AIM
Copy down every line where the string "page" shows up.

MATERIAL PROVIDED

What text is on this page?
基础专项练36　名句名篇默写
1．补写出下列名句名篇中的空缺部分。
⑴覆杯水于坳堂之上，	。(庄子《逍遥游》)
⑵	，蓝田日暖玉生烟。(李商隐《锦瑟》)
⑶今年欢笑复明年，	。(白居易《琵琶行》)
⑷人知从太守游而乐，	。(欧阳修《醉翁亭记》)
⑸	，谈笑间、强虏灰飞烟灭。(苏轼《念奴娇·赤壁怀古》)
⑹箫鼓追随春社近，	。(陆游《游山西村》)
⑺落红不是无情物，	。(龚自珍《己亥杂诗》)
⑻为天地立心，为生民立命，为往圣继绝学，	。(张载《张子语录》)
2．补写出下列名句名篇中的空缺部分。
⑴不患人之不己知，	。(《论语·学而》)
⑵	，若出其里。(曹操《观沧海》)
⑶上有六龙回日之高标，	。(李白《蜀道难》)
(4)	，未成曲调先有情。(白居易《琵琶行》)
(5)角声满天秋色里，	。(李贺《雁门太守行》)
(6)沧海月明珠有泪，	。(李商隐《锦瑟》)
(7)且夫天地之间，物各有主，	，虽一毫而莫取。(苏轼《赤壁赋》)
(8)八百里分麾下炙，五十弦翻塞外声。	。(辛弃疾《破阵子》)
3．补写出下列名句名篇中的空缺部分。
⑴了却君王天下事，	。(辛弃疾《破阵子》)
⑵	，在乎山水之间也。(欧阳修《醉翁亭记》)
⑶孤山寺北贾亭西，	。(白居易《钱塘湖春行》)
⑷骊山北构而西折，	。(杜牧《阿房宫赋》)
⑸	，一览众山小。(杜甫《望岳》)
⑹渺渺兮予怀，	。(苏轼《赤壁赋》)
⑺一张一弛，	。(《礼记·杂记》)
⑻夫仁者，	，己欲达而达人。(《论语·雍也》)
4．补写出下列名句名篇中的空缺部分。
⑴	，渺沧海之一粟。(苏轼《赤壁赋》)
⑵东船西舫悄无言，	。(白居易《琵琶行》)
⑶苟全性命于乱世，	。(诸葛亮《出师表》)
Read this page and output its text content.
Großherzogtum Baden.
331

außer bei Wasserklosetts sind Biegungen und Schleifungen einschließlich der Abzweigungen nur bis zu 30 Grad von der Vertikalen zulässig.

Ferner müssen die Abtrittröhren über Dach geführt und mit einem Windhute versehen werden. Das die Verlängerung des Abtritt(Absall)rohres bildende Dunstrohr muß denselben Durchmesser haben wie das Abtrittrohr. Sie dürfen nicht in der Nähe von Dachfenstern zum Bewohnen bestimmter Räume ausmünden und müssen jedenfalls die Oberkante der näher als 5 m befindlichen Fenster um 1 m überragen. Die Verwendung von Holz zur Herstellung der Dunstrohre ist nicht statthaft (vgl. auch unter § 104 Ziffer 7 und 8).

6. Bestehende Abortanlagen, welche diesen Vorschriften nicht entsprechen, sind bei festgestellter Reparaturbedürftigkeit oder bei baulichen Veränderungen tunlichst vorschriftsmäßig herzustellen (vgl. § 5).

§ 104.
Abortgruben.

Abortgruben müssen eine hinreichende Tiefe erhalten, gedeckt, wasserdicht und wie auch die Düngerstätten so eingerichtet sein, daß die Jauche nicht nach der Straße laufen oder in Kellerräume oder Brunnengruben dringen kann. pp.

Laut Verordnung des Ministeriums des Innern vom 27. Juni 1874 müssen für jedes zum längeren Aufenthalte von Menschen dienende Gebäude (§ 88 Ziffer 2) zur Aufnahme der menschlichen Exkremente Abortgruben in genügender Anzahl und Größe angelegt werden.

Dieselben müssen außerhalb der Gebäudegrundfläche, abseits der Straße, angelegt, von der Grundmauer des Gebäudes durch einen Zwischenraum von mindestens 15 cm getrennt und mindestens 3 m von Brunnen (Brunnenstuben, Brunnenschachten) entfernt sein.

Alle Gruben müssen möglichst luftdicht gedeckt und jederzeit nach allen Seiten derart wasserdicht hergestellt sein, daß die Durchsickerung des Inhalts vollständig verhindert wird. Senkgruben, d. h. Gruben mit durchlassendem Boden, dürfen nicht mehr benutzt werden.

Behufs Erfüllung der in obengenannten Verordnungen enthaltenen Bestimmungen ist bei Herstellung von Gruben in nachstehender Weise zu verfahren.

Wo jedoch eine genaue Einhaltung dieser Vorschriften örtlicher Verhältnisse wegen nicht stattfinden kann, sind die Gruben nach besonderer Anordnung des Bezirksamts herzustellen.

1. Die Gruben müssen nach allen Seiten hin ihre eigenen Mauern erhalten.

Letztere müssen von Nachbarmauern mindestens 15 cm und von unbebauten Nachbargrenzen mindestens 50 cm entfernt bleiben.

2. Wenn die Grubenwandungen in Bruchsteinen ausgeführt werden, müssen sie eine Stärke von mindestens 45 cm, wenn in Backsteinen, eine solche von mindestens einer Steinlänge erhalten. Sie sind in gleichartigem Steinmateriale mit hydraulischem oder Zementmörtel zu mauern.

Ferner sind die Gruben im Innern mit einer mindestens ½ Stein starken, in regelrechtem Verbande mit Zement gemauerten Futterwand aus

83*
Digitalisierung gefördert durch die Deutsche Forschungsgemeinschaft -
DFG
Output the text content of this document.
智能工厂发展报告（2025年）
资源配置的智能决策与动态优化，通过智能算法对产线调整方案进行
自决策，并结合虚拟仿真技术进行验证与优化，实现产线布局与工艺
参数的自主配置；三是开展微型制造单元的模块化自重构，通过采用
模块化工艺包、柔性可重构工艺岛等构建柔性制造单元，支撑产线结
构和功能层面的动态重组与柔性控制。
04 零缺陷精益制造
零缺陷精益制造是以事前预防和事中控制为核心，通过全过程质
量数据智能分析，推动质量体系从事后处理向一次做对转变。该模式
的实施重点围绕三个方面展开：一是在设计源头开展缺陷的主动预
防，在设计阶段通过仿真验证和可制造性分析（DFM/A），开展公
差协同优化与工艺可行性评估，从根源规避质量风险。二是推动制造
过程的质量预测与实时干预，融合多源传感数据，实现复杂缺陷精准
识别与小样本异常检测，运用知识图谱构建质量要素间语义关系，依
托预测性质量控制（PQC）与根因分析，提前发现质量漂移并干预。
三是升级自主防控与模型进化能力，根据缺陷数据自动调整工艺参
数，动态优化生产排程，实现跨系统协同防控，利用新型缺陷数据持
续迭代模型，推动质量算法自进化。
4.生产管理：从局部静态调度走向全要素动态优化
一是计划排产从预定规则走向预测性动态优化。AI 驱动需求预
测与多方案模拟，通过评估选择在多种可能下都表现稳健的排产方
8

ANSWER FOR THIS EXERCISE
What text is on this page?
Read this page and output its text content.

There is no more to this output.